**Exercise**
Print out the entries below with no edits.

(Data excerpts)
========================
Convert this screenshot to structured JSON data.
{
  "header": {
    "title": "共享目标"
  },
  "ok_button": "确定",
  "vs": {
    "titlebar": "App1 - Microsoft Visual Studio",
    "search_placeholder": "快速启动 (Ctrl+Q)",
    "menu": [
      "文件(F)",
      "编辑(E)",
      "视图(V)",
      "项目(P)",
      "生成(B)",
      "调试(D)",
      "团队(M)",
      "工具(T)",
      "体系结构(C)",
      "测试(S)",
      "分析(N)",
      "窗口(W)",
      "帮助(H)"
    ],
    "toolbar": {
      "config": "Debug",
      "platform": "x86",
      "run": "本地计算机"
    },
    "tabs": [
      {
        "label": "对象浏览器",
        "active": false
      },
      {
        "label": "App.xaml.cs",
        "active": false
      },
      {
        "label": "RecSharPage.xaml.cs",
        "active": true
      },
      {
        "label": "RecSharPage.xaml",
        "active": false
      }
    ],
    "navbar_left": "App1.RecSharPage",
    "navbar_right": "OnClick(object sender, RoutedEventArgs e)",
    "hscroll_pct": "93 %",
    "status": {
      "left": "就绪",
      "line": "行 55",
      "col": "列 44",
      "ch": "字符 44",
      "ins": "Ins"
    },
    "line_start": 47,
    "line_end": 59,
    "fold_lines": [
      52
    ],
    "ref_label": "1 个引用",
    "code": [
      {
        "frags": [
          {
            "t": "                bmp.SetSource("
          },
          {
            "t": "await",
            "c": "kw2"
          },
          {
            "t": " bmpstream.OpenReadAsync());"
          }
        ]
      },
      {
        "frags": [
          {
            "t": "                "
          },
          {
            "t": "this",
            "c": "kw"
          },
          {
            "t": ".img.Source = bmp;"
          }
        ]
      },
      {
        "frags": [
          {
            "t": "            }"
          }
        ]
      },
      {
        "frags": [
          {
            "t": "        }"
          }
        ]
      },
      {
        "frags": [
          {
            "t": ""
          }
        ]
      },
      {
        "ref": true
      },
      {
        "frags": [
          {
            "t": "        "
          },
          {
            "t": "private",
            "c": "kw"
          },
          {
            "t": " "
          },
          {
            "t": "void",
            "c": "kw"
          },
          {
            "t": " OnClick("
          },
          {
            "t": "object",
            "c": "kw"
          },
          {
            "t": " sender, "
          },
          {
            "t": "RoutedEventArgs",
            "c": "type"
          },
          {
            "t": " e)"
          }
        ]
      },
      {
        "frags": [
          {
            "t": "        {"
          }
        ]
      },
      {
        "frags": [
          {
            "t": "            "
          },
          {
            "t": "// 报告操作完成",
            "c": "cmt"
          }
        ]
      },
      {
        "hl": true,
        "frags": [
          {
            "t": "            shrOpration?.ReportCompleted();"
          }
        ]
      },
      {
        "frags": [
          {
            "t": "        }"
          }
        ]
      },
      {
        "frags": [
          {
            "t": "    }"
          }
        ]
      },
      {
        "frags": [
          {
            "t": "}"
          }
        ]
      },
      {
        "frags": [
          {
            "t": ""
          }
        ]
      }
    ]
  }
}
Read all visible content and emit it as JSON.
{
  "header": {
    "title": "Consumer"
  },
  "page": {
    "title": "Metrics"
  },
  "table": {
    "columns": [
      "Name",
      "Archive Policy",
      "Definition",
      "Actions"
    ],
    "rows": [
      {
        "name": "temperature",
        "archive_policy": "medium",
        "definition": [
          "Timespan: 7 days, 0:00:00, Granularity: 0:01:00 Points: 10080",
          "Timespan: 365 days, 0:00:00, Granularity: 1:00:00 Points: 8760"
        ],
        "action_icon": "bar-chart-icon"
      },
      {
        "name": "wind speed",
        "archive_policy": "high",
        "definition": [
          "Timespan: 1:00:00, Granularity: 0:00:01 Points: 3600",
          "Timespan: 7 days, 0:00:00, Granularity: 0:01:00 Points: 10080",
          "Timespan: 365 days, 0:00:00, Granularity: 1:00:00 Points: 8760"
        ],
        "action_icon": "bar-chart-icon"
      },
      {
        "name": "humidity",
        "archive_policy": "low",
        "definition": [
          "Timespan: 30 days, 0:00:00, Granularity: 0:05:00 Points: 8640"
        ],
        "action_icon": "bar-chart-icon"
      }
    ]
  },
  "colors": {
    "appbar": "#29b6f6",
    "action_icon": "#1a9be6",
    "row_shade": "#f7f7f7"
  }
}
========================
**Correct answer**
Convert this screenshot to structured JSON data.
{
  "header": {
    "title": "共享目标"
  },
  "ok_button": "确定",
  "vs": {
    "titlebar": "App1 - Microsoft Visual Studio",
    "search_placeholder": "快速启动 (Ctrl+Q)",
    "menu": [
      "文件(F)",
      "编辑(E)",
      "视图(V)",
      "项目(P)",
      "生成(B)",
      "调试(D)",
      "团队(M)",
      "工具(T)",
      "体系结构(C)",
      "测试(S)",
      "分析(N)",
      "窗口(W)",
      "帮助(H)"
    ],
    "toolbar": {
      "config": "Debug",
      "platform": "x86",
      "run": "本地计算机"
    },
    "tabs": [
      {
        "label": "对象浏览器",
        "active": false
      },
      {
        "label": "App.xaml.cs",
        "active": false
      },
      {
        "label": "RecSharPage.xaml.cs",
        "active": true
      },
      {
        "label": "RecSharPage.xaml",
        "active": false
      }
    ],
    "navbar_left": "App1.RecSharPage",
    "navbar_right": "OnClick(object sender, RoutedEventArgs e)",
    "hscroll_pct": "93 %",
    "status": {
      "left": "就绪",
      "line": "行 55",
      "col": "列 44",
      "ch": "字符 44",
      "ins": "Ins"
    },
    "line_start": 47,
    "line_end": 59,
    "fold_lines": [
      52
    ],
    "ref_label": "1 个引用",
    "code": [
      {
        "frags": [
          {
            "t": "                bmp.SetSource("
          },
          {
            "t": "await",
            "c": "kw2"
          },
          {
            "t": " bmpstream.OpenReadAsync());"
          }
        ]
      },
      {
        "frags": [
          {
            "t": "                "
          },
          {
            "t": "this",
            "c": "kw"
          },
          {
            "t": ".img.Source = bmp;"
          }
        ]
      },
      {
        "frags": [
          {
            "t": "            }"
          }
        ]
      },
      {
        "frags": [
          {
            "t": "        }"
          }
        ]
      },
      {
        "frags": [
          {
            "t": ""
          }
        ]
      },
      {
        "ref": true
      },
      {
        "frags": [
          {
            "t": "        "
          },
          {
            "t": "private",
            "c": "kw"
          },
          {
            "t": " "
          },
          {
            "t": "void",
            "c": "kw"
          },
          {
            "t": " OnClick("
          },
          {
            "t": "object",
            "c": "kw"
          },
          {
            "t": " sender, "
          },
          {
            "t": "RoutedEventArgs",
            "c": "type"
          },
          {
            "t": " e)"
          }
        ]
      },
      {
        "frags": [
          {
            "t": "        {"
          }
        ]
      },
      {
        "frags": [
          {
            "t": "            "
          },
          {
            "t": "// 报告操作完成",
            "c": "cmt"
          }
        ]
      },
      {
        "hl": true,
        "frags": [
          {
            "t": "            shrOpration?.ReportCompleted();"
          }
        ]
      },
      {
        "frags": [
          {
            "t": "        }"
          }
        ]
      },
      {
        "frags": [
          {
            "t": "    }"
          }
        ]
      },
      {
        "frags": [
          {
            "t": "}"
          }
        ]
      },
      {
        "frags": [
          {
            "t": ""
          }
        ]
      }
    ]
  }
}
Read all visible content and emit it as JSON.
{
  "header": {
    "title": "Consumer"
  },
  "page": {
    "title": "Metrics"
  },
  "table": {
    "columns": [
      "Name",
      "Archive Policy",
      "Definition",
      "Actions"
    ],
    "rows": [
      {
        "name": "temperature",
        "archive_policy": "medium",
        "definition": [
          "Timespan: 7 days, 0:00:00, Granularity: 0:01:00 Points: 10080",
          "Timespan: 365 days, 0:00:00, Granularity: 1:00:00 Points: 8760"
        ],
        "action_icon": "bar-chart-icon"
      },
      {
        "name": "wind speed",
        "archive_policy": "high",
        "definition": [
          "Timespan: 1:00:00, Granularity: 0:00:01 Points: 3600",
          "Timespan: 7 days, 0:00:00, Granularity: 0:01:00 Points: 10080",
          "Timespan: 365 days, 0:00:00, Granularity: 1:00:00 Points: 8760"
        ],
        "action_icon": "bar-chart-icon"
      },
      {
        "name": "humidity",
        "archive_policy": "low",
        "definition": [
          "Timespan: 30 days, 0:00:00, Granularity: 0:05:00 Points: 8640"
        ],
        "action_icon": "bar-chart-icon"
      }
    ]
  },
  "colors": {
    "appbar": "#29b6f6",
    "action_icon": "#1a9be6",
    "row_shade": "#f7f7f7"
  }
}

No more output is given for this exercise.